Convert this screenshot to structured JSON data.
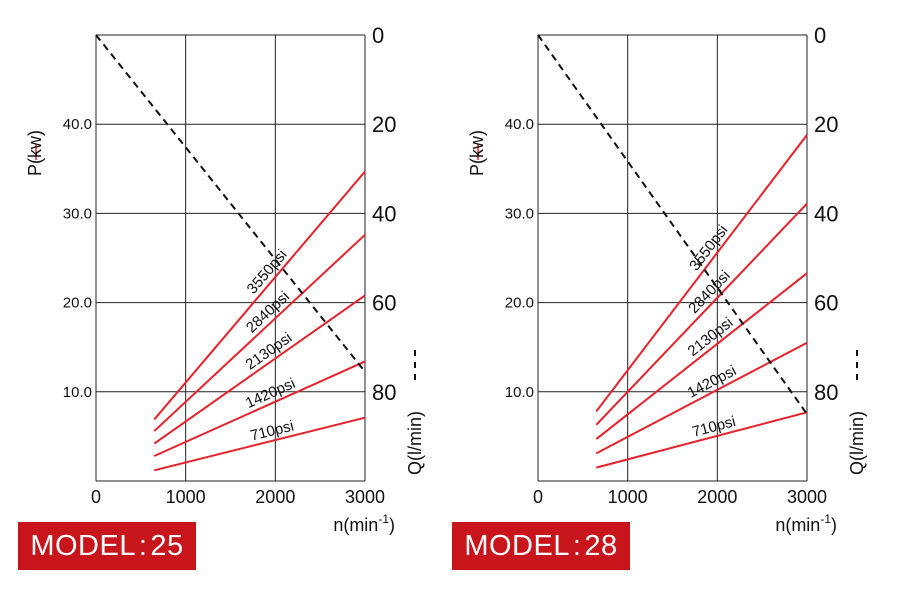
{
  "colors": {
    "power_line": "#e8202a",
    "flow_line": "#111111",
    "grid": "#222222",
    "badge_bg": "#c8151b",
    "badge_text": "#ffffff"
  },
  "charts": [
    {
      "model_label": "MODEL : 25",
      "left_axis_title": "P(kw)",
      "right_axis_title": "Q(l/min)",
      "bottom_axis_title": "n(min",
      "bottom_axis_title_sup": "-1",
      "bottom_axis_title_end": ")"
    },
    {
      "model_label": "MODEL : 28",
      "left_axis_title": "P(kw)",
      "right_axis_title": "Q(l/min)",
      "bottom_axis_title": "n(min",
      "bottom_axis_title_sup": "-1",
      "bottom_axis_title_end": ")"
    }
  ],
  "chart_data": [
    {
      "type": "line",
      "title": "MODEL:25",
      "xlabel": "n(min-1)",
      "ylabel": "P(kw)",
      "y2label": "Q(l/min)",
      "xlim": [
        0,
        3000
      ],
      "ylim": [
        0,
        50
      ],
      "y2lim": [
        0,
        100
      ],
      "y2_inverted": true,
      "grid": true,
      "x_ticks": [
        "0",
        "1000",
        "2000",
        "3000"
      ],
      "y_ticks": [
        "10.0",
        "20.0",
        "30.0",
        "40.0"
      ],
      "y2_ticks": [
        "0",
        "20",
        "40",
        "60",
        "80"
      ],
      "series": [
        {
          "name": "3550psi",
          "axis": "P",
          "x": [
            650,
            3000
          ],
          "y": [
            6.9,
            34.7
          ]
        },
        {
          "name": "2840psi",
          "axis": "P",
          "x": [
            650,
            3000
          ],
          "y": [
            5.6,
            27.6
          ]
        },
        {
          "name": "2130psi",
          "axis": "P",
          "x": [
            650,
            3000
          ],
          "y": [
            4.2,
            20.8
          ]
        },
        {
          "name": "1420psi",
          "axis": "P",
          "x": [
            650,
            3000
          ],
          "y": [
            2.8,
            13.4
          ]
        },
        {
          "name": "710psi",
          "axis": "P",
          "x": [
            650,
            3000
          ],
          "y": [
            1.2,
            7.1
          ]
        },
        {
          "name": "",
          "axis": "Q",
          "x": [
            0,
            3000
          ],
          "y": [
            0,
            75.5
          ],
          "style": "dashed"
        }
      ]
    },
    {
      "type": "line",
      "title": "MODEL:28",
      "xlabel": "n(min-1)",
      "ylabel": "P(kw)",
      "y2label": "Q(l/min)",
      "xlim": [
        0,
        3000
      ],
      "ylim": [
        0,
        50
      ],
      "y2lim": [
        0,
        100
      ],
      "y2_inverted": true,
      "grid": true,
      "x_ticks": [
        "0",
        "1000",
        "2000",
        "3000"
      ],
      "y_ticks": [
        "10.0",
        "20.0",
        "30.0",
        "40.0"
      ],
      "y2_ticks": [
        "0",
        "20",
        "40",
        "60",
        "80"
      ],
      "series": [
        {
          "name": "3550psi",
          "axis": "P",
          "x": [
            650,
            3000
          ],
          "y": [
            7.8,
            38.8
          ]
        },
        {
          "name": "2840psi",
          "axis": "P",
          "x": [
            650,
            3000
          ],
          "y": [
            6.3,
            31.1
          ]
        },
        {
          "name": "2130psi",
          "axis": "P",
          "x": [
            650,
            3000
          ],
          "y": [
            4.7,
            23.3
          ]
        },
        {
          "name": "1420psi",
          "axis": "P",
          "x": [
            650,
            3000
          ],
          "y": [
            3.1,
            15.5
          ]
        },
        {
          "name": "710psi",
          "axis": "P",
          "x": [
            650,
            3000
          ],
          "y": [
            1.5,
            7.7
          ]
        },
        {
          "name": "",
          "axis": "Q",
          "x": [
            0,
            3000
          ],
          "y": [
            0,
            85
          ],
          "style": "dashed"
        }
      ]
    }
  ]
}
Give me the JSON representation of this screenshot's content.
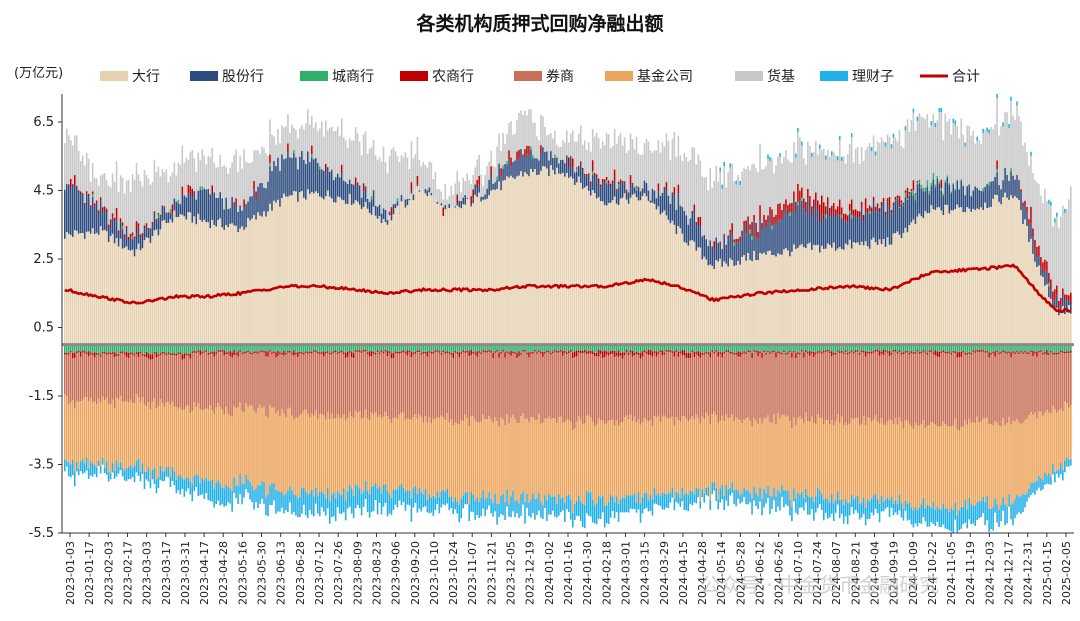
——
** REQUIREMENTS **
Copy the material shown above in full and exactly. Skip the pictures.

** FINAL ANSWER **
Convert this screenshot to structured JSON data.
{
  "colors": {
    "power_line": "#e8202a",
    "flow_line": "#111111",
    "grid": "#222222",
    "badge_bg": "#c8151b",
    "badge_text": "#ffffff"
  },
  "charts": [
    {
      "model_label": "MODEL : 25",
      "left_axis_title": "P(kw)",
      "right_axis_title": "Q(l/min)",
      "bottom_axis_title": "n(min",
      "bottom_axis_title_sup": "-1",
      "bottom_axis_title_end": ")"
    },
    {
      "model_label": "MODEL : 28",
      "left_axis_title": "P(kw)",
      "right_axis_title": "Q(l/min)",
      "bottom_axis_title": "n(min",
      "bottom_axis_title_sup": "-1",
      "bottom_axis_title_end": ")"
    }
  ],
  "chart_data": [
    {
      "type": "line",
      "title": "MODEL:25",
      "xlabel": "n(min-1)",
      "ylabel": "P(kw)",
      "y2label": "Q(l/min)",
      "xlim": [
        0,
        3000
      ],
      "ylim": [
        0,
        50
      ],
      "y2lim": [
        0,
        100
      ],
      "y2_inverted": true,
      "grid": true,
      "x_ticks": [
        "0",
        "1000",
        "2000",
        "3000"
      ],
      "y_ticks": [
        "10.0",
        "20.0",
        "30.0",
        "40.0"
      ],
      "y2_ticks": [
        "0",
        "20",
        "40",
        "60",
        "80"
      ],
      "series": [
        {
          "name": "3550psi",
          "axis": "P",
          "x": [
            650,
            3000
          ],
          "y": [
            6.9,
            34.7
          ]
        },
        {
          "name": "2840psi",
          "axis": "P",
          "x": [
            650,
            3000
          ],
          "y": [
            5.6,
            27.6
          ]
        },
        {
          "name": "2130psi",
          "axis": "P",
          "x": [
            650,
            3000
          ],
          "y": [
            4.2,
            20.8
          ]
        },
        {
          "name": "1420psi",
          "axis": "P",
          "x": [
            650,
            3000
          ],
          "y": [
            2.8,
            13.4
          ]
        },
        {
          "name": "710psi",
          "axis": "P",
          "x": [
            650,
            3000
          ],
          "y": [
            1.2,
            7.1
          ]
        },
        {
          "name": "",
          "axis": "Q",
          "x": [
            0,
            3000
          ],
          "y": [
            0,
            75.5
          ],
          "style": "dashed"
        }
      ]
    },
    {
      "type": "line",
      "title": "MODEL:28",
      "xlabel": "n(min-1)",
      "ylabel": "P(kw)",
      "y2label": "Q(l/min)",
      "xlim": [
        0,
        3000
      ],
      "ylim": [
        0,
        50
      ],
      "y2lim": [
        0,
        100
      ],
      "y2_inverted": true,
      "grid": true,
      "x_ticks": [
        "0",
        "1000",
        "2000",
        "3000"
      ],
      "y_ticks": [
        "10.0",
        "20.0",
        "30.0",
        "40.0"
      ],
      "y2_ticks": [
        "0",
        "20",
        "40",
        "60",
        "80"
      ],
      "series": [
        {
          "name": "3550psi",
          "axis": "P",
          "x": [
            650,
            3000
          ],
          "y": [
            7.8,
            38.8
          ]
        },
        {
          "name": "2840psi",
          "axis": "P",
          "x": [
            650,
            3000
          ],
          "y": [
            6.3,
            31.1
          ]
        },
        {
          "name": "2130psi",
          "axis": "P",
          "x": [
            650,
            3000
          ],
          "y": [
            4.7,
            23.3
          ]
        },
        {
          "name": "1420psi",
          "axis": "P",
          "x": [
            650,
            3000
          ],
          "y": [
            3.1,
            15.5
          ]
        },
        {
          "name": "710psi",
          "axis": "P",
          "x": [
            650,
            3000
          ],
          "y": [
            1.5,
            7.7
          ]
        },
        {
          "name": "",
          "axis": "Q",
          "x": [
            0,
            3000
          ],
          "y": [
            0,
            85
          ],
          "style": "dashed"
        }
      ]
    }
  ]
}
Give me the JSON representation of this screenshot's content.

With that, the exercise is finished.